* Start SUPPLIED MATERIAL *

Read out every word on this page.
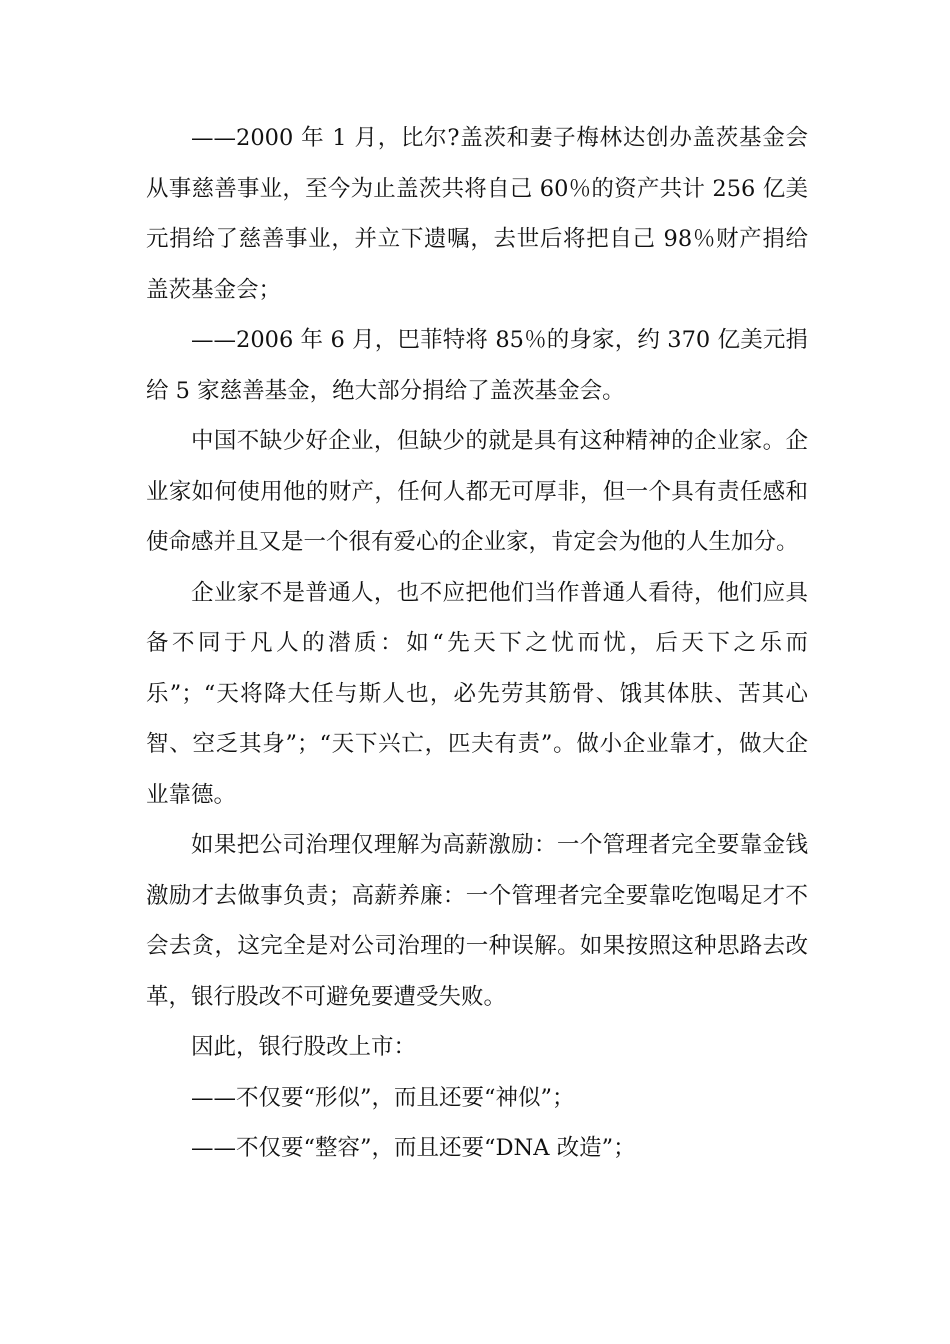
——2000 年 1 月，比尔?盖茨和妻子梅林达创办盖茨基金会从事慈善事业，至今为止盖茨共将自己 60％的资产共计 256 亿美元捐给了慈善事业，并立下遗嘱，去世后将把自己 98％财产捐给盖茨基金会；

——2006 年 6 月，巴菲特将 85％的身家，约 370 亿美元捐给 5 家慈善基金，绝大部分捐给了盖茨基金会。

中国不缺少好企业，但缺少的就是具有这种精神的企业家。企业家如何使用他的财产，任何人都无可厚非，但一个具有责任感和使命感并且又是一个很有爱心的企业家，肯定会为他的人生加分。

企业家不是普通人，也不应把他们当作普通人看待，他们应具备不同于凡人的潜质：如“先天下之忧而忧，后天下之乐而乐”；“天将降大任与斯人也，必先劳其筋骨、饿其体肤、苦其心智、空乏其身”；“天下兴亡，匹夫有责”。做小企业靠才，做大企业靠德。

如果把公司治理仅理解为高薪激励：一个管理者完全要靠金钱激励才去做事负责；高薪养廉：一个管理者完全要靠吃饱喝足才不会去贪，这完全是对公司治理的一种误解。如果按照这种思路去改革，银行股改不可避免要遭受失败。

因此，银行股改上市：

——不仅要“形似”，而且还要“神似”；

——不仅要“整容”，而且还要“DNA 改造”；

* End SUPPLIED MATERIAL *
* Start SUPPLIED MATERIAL *

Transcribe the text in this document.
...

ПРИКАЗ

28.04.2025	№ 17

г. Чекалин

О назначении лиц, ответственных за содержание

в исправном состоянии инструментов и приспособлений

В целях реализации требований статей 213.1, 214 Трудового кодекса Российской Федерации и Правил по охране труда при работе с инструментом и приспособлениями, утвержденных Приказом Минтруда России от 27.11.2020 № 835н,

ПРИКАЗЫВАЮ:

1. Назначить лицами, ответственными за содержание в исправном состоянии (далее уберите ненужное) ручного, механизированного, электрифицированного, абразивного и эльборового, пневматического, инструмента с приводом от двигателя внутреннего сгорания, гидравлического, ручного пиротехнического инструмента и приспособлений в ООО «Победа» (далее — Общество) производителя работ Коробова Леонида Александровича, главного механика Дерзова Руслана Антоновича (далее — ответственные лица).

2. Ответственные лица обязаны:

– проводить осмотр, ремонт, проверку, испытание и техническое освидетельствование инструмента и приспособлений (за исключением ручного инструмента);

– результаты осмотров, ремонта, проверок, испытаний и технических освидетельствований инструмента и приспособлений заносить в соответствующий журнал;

* End SUPPLIED MATERIAL *
* Start SUPPLIED MATERIAL *

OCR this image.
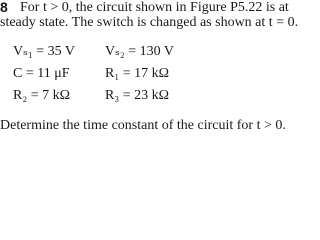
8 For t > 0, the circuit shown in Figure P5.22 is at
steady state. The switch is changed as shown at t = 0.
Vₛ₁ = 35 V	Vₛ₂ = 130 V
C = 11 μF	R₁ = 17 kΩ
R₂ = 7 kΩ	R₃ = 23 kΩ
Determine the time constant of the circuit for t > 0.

* End SUPPLIED MATERIAL *

▶ TASK REQUIREMENTS:
Show each line holding the word "shown".

▶ FINAL RESULT:
8 For t > 0, the circuit shown in Figure P5.22 is at
steady state. The switch is changed as shown at t = 0.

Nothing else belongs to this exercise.